[Stored records]
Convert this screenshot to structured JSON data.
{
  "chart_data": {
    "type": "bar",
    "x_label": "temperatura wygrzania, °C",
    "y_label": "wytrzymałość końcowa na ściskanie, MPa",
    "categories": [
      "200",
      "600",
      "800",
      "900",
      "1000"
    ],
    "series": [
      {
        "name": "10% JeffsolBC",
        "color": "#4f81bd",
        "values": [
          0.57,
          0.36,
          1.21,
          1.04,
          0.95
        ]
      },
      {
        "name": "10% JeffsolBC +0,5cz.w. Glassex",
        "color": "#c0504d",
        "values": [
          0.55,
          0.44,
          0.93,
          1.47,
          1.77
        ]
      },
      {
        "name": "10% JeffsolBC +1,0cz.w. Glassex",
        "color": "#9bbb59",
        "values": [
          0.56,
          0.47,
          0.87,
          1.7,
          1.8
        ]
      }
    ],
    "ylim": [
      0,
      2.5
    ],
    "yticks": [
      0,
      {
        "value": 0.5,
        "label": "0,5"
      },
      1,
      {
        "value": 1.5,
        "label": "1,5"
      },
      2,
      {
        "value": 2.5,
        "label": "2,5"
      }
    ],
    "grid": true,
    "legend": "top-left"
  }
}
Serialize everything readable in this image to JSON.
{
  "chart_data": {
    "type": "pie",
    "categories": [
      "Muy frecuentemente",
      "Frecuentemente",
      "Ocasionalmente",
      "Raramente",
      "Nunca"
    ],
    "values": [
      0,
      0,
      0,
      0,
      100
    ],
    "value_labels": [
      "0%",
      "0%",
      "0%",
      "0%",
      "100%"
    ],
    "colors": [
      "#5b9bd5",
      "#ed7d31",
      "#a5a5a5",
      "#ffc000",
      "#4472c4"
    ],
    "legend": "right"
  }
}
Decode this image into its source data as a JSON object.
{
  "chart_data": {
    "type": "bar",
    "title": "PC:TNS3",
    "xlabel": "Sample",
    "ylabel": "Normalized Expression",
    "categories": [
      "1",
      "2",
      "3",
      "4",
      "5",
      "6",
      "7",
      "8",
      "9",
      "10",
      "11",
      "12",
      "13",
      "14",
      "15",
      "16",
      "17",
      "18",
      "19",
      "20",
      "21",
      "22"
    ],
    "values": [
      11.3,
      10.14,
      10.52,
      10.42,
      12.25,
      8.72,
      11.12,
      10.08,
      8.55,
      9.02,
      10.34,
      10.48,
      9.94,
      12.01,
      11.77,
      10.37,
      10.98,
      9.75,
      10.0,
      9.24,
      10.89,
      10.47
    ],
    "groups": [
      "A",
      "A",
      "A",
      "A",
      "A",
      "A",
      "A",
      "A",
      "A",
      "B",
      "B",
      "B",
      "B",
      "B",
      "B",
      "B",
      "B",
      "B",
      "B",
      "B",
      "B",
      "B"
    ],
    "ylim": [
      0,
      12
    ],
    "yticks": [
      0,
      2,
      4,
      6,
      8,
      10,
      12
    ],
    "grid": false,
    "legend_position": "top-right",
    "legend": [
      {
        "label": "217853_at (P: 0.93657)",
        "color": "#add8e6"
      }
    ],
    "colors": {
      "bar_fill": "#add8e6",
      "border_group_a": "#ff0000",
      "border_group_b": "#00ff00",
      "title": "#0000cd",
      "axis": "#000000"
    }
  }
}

To be done:
Can you reproduce all the material exactly?

Task answer:
Convert this screenshot to structured JSON data.
{
  "chart_data": {
    "type": "bar",
    "x_label": "temperatura wygrzania, °C",
    "y_label": "wytrzymałość końcowa na ściskanie, MPa",
    "categories": [
      "200",
      "600",
      "800",
      "900",
      "1000"
    ],
    "series": [
      {
        "name": "10% JeffsolBC",
        "color": "#4f81bd",
        "values": [
          0.57,
          0.36,
          1.21,
          1.04,
          0.95
        ]
      },
      {
        "name": "10% JeffsolBC +0,5cz.w. Glassex",
        "color": "#c0504d",
        "values": [
          0.55,
          0.44,
          0.93,
          1.47,
          1.77
        ]
      },
      {
        "name": "10% JeffsolBC +1,0cz.w. Glassex",
        "color": "#9bbb59",
        "values": [
          0.56,
          0.47,
          0.87,
          1.7,
          1.8
        ]
      }
    ],
    "ylim": [
      0,
      2.5
    ],
    "yticks": [
      0,
      {
        "value": 0.5,
        "label": "0,5"
      },
      1,
      {
        "value": 1.5,
        "label": "1,5"
      },
      2,
      {
        "value": 2.5,
        "label": "2,5"
      }
    ],
    "grid": true,
    "legend": "top-left"
  }
}
Serialize everything readable in this image to JSON.
{
  "chart_data": {
    "type": "pie",
    "categories": [
      "Muy frecuentemente",
      "Frecuentemente",
      "Ocasionalmente",
      "Raramente",
      "Nunca"
    ],
    "values": [
      0,
      0,
      0,
      0,
      100
    ],
    "value_labels": [
      "0%",
      "0%",
      "0%",
      "0%",
      "100%"
    ],
    "colors": [
      "#5b9bd5",
      "#ed7d31",
      "#a5a5a5",
      "#ffc000",
      "#4472c4"
    ],
    "legend": "right"
  }
}
Decode this image into its source data as a JSON object.
{
  "chart_data": {
    "type": "bar",
    "title": "PC:TNS3",
    "xlabel": "Sample",
    "ylabel": "Normalized Expression",
    "categories": [
      "1",
      "2",
      "3",
      "4",
      "5",
      "6",
      "7",
      "8",
      "9",
      "10",
      "11",
      "12",
      "13",
      "14",
      "15",
      "16",
      "17",
      "18",
      "19",
      "20",
      "21",
      "22"
    ],
    "values": [
      11.3,
      10.14,
      10.52,
      10.42,
      12.25,
      8.72,
      11.12,
      10.08,
      8.55,
      9.02,
      10.34,
      10.48,
      9.94,
      12.01,
      11.77,
      10.37,
      10.98,
      9.75,
      10.0,
      9.24,
      10.89,
      10.47
    ],
    "groups": [
      "A",
      "A",
      "A",
      "A",
      "A",
      "A",
      "A",
      "A",
      "A",
      "B",
      "B",
      "B",
      "B",
      "B",
      "B",
      "B",
      "B",
      "B",
      "B",
      "B",
      "B",
      "B"
    ],
    "ylim": [
      0,
      12
    ],
    "yticks": [
      0,
      2,
      4,
      6,
      8,
      10,
      12
    ],
    "grid": false,
    "legend_position": "top-right",
    "legend": [
      {
        "label": "217853_at (P: 0.93657)",
        "color": "#add8e6"
      }
    ],
    "colors": {
      "bar_fill": "#add8e6",
      "border_group_a": "#ff0000",
      "border_group_b": "#00ff00",
      "title": "#0000cd",
      "axis": "#000000"
    }
  }
}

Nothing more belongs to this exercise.